▶ _Exercise brief_:
Write the material out again in full, word for word. Do not include the pictures.
───── Record list ─────
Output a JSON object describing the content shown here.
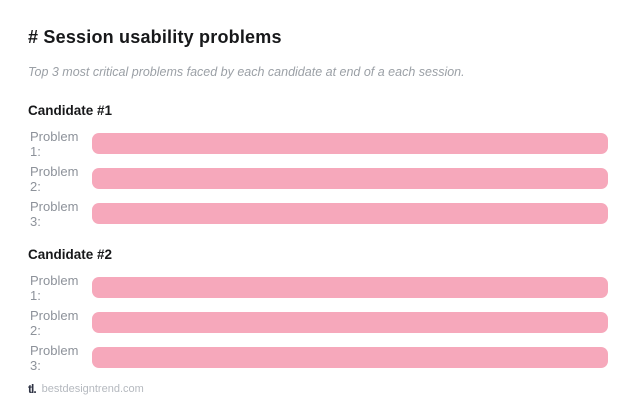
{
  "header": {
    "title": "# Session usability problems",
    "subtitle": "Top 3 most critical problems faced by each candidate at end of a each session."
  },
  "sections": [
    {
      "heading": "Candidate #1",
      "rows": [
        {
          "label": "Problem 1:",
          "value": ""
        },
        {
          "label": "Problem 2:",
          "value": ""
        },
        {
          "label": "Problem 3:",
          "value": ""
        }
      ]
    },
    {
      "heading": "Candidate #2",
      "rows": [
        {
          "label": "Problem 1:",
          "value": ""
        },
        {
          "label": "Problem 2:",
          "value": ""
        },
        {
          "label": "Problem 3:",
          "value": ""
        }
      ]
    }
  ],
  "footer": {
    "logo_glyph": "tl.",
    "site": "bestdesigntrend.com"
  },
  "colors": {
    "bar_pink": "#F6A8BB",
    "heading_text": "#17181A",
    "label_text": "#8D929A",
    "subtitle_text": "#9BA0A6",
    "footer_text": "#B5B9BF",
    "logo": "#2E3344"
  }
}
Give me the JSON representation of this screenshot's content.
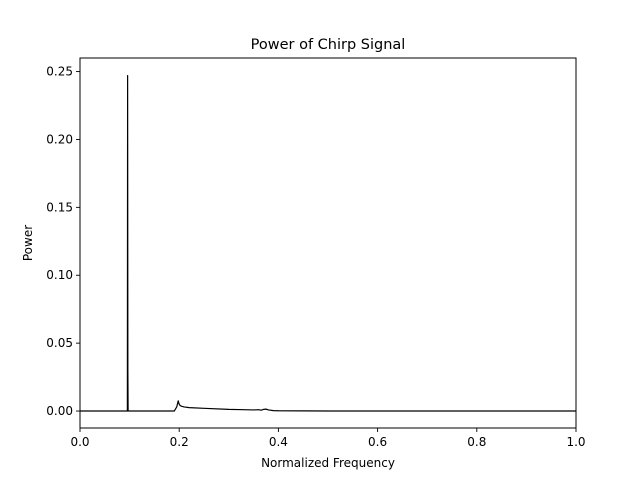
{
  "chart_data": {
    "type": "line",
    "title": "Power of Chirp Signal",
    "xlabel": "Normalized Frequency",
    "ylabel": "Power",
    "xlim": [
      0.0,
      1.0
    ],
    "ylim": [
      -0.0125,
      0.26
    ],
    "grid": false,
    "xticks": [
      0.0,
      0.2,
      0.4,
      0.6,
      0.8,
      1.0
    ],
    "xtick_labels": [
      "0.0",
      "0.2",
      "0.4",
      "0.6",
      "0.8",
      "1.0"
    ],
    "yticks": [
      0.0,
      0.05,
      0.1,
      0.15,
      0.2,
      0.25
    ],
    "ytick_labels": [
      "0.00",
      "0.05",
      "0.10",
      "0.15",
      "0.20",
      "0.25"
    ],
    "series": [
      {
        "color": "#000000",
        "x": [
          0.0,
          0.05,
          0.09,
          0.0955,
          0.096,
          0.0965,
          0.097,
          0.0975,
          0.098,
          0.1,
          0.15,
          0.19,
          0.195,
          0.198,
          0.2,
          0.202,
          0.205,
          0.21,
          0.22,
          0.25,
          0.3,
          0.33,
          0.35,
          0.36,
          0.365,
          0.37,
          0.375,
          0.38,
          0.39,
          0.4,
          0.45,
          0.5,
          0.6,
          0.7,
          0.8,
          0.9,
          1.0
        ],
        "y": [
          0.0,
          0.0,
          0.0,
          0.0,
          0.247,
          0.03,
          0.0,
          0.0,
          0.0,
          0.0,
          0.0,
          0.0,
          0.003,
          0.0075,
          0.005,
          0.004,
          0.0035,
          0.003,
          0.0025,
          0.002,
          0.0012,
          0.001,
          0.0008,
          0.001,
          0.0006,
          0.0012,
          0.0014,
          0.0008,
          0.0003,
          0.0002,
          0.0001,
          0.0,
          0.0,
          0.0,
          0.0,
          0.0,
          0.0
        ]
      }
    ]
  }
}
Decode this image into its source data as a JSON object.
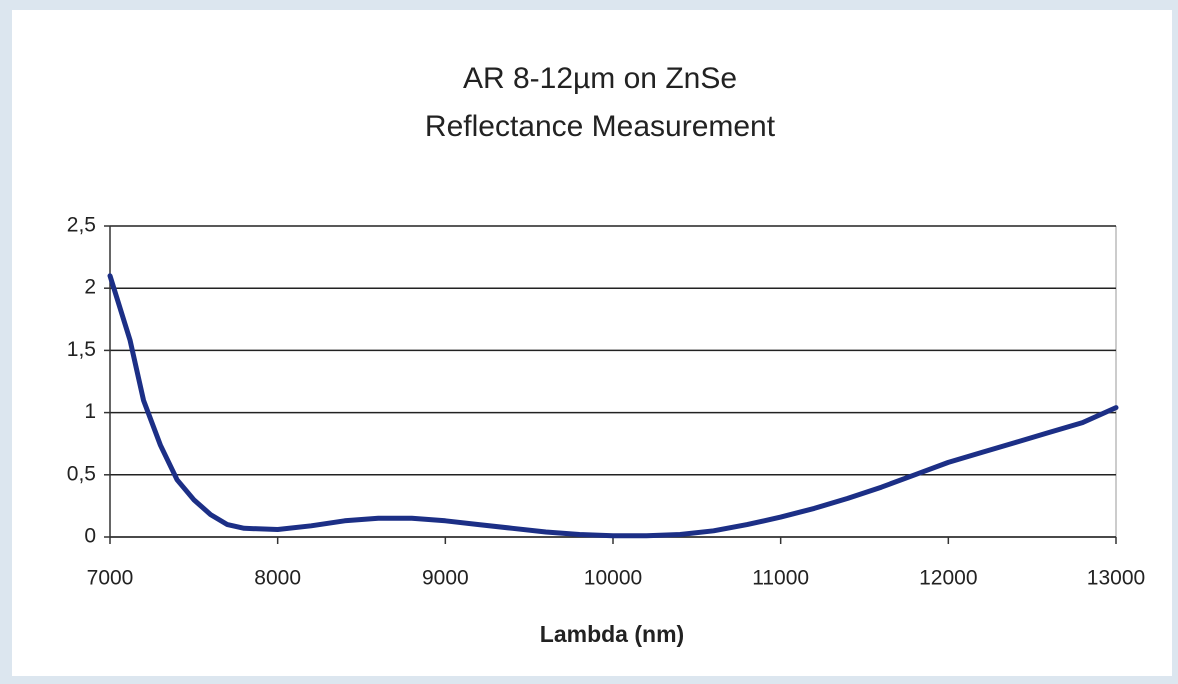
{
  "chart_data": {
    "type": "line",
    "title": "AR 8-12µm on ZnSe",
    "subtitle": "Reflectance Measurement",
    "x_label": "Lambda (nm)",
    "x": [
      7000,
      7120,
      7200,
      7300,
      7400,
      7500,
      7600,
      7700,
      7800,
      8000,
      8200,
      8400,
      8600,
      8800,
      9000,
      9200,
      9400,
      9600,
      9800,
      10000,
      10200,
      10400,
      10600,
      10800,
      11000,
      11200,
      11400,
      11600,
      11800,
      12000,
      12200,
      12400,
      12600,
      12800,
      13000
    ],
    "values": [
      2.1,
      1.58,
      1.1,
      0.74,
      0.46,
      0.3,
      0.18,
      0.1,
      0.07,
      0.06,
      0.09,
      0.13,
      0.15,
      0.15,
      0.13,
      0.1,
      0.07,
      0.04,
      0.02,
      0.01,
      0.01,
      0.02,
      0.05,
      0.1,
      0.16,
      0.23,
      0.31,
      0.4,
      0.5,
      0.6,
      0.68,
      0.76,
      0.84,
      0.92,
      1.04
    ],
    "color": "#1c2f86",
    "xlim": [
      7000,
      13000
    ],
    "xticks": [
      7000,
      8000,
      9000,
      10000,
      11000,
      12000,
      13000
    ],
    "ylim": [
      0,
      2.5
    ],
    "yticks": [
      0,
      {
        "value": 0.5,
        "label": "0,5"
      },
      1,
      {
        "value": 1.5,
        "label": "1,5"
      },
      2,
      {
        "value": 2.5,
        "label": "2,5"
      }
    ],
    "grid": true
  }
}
─────
▶ _The answer_:
Output a JSON object describing the content shown here.
{
  "header": {
    "title": "# Session usability problems",
    "subtitle": "Top 3 most critical problems faced by each candidate at end of a each session."
  },
  "sections": [
    {
      "heading": "Candidate #1",
      "rows": [
        {
          "label": "Problem 1:",
          "value": ""
        },
        {
          "label": "Problem 2:",
          "value": ""
        },
        {
          "label": "Problem 3:",
          "value": ""
        }
      ]
    },
    {
      "heading": "Candidate #2",
      "rows": [
        {
          "label": "Problem 1:",
          "value": ""
        },
        {
          "label": "Problem 2:",
          "value": ""
        },
        {
          "label": "Problem 3:",
          "value": ""
        }
      ]
    }
  ],
  "footer": {
    "logo_glyph": "tl.",
    "site": "bestdesigntrend.com"
  },
  "colors": {
    "bar_pink": "#F6A8BB",
    "heading_text": "#17181A",
    "label_text": "#8D929A",
    "subtitle_text": "#9BA0A6",
    "footer_text": "#B5B9BF",
    "logo": "#2E3344"
  }
}
Give me the JSON representation of this screenshot's content.
{
  "chart_data": {
    "type": "line",
    "title": "Power of Chirp Signal",
    "xlabel": "Normalized Frequency",
    "ylabel": "Power",
    "xlim": [
      0.0,
      1.0
    ],
    "ylim": [
      -0.0125,
      0.26
    ],
    "grid": false,
    "xticks": [
      0.0,
      0.2,
      0.4,
      0.6,
      0.8,
      1.0
    ],
    "xtick_labels": [
      "0.0",
      "0.2",
      "0.4",
      "0.6",
      "0.8",
      "1.0"
    ],
    "yticks": [
      0.0,
      0.05,
      0.1,
      0.15,
      0.2,
      0.25
    ],
    "ytick_labels": [
      "0.00",
      "0.05",
      "0.10",
      "0.15",
      "0.20",
      "0.25"
    ],
    "series": [
      {
        "color": "#000000",
        "x": [
          0.0,
          0.05,
          0.09,
          0.0955,
          0.096,
          0.0965,
          0.097,
          0.0975,
          0.098,
          0.1,
          0.15,
          0.19,
          0.195,
          0.198,
          0.2,
          0.202,
          0.205,
          0.21,
          0.22,
          0.25,
          0.3,
          0.33,
          0.35,
          0.36,
          0.365,
          0.37,
          0.375,
          0.38,
          0.39,
          0.4,
          0.45,
          0.5,
          0.6,
          0.7,
          0.8,
          0.9,
          1.0
        ],
        "y": [
          0.0,
          0.0,
          0.0,
          0.0,
          0.247,
          0.03,
          0.0,
          0.0,
          0.0,
          0.0,
          0.0,
          0.0,
          0.003,
          0.0075,
          0.005,
          0.004,
          0.0035,
          0.003,
          0.0025,
          0.002,
          0.0012,
          0.001,
          0.0008,
          0.001,
          0.0006,
          0.0012,
          0.0014,
          0.0008,
          0.0003,
          0.0002,
          0.0001,
          0.0,
          0.0,
          0.0,
          0.0,
          0.0,
          0.0
        ]
      }
    ]
  }
}
Decode this image into its source data as a JSON object.
{
  "chart_data": {
    "type": "line",
    "title": "AR 8-12µm on ZnSe",
    "subtitle": "Reflectance Measurement",
    "x_label": "Lambda (nm)",
    "x": [
      7000,
      7120,
      7200,
      7300,
      7400,
      7500,
      7600,
      7700,
      7800,
      8000,
      8200,
      8400,
      8600,
      8800,
      9000,
      9200,
      9400,
      9600,
      9800,
      10000,
      10200,
      10400,
      10600,
      10800,
      11000,
      11200,
      11400,
      11600,
      11800,
      12000,
      12200,
      12400,
      12600,
      12800,
      13000
    ],
    "values": [
      2.1,
      1.58,
      1.1,
      0.74,
      0.46,
      0.3,
      0.18,
      0.1,
      0.07,
      0.06,
      0.09,
      0.13,
      0.15,
      0.15,
      0.13,
      0.1,
      0.07,
      0.04,
      0.02,
      0.01,
      0.01,
      0.02,
      0.05,
      0.1,
      0.16,
      0.23,
      0.31,
      0.4,
      0.5,
      0.6,
      0.68,
      0.76,
      0.84,
      0.92,
      1.04
    ],
    "color": "#1c2f86",
    "xlim": [
      7000,
      13000
    ],
    "xticks": [
      7000,
      8000,
      9000,
      10000,
      11000,
      12000,
      13000
    ],
    "ylim": [
      0,
      2.5
    ],
    "yticks": [
      0,
      {
        "value": 0.5,
        "label": "0,5"
      },
      1,
      {
        "value": 1.5,
        "label": "1,5"
      },
      2,
      {
        "value": 2.5,
        "label": "2,5"
      }
    ],
    "grid": true
  }
}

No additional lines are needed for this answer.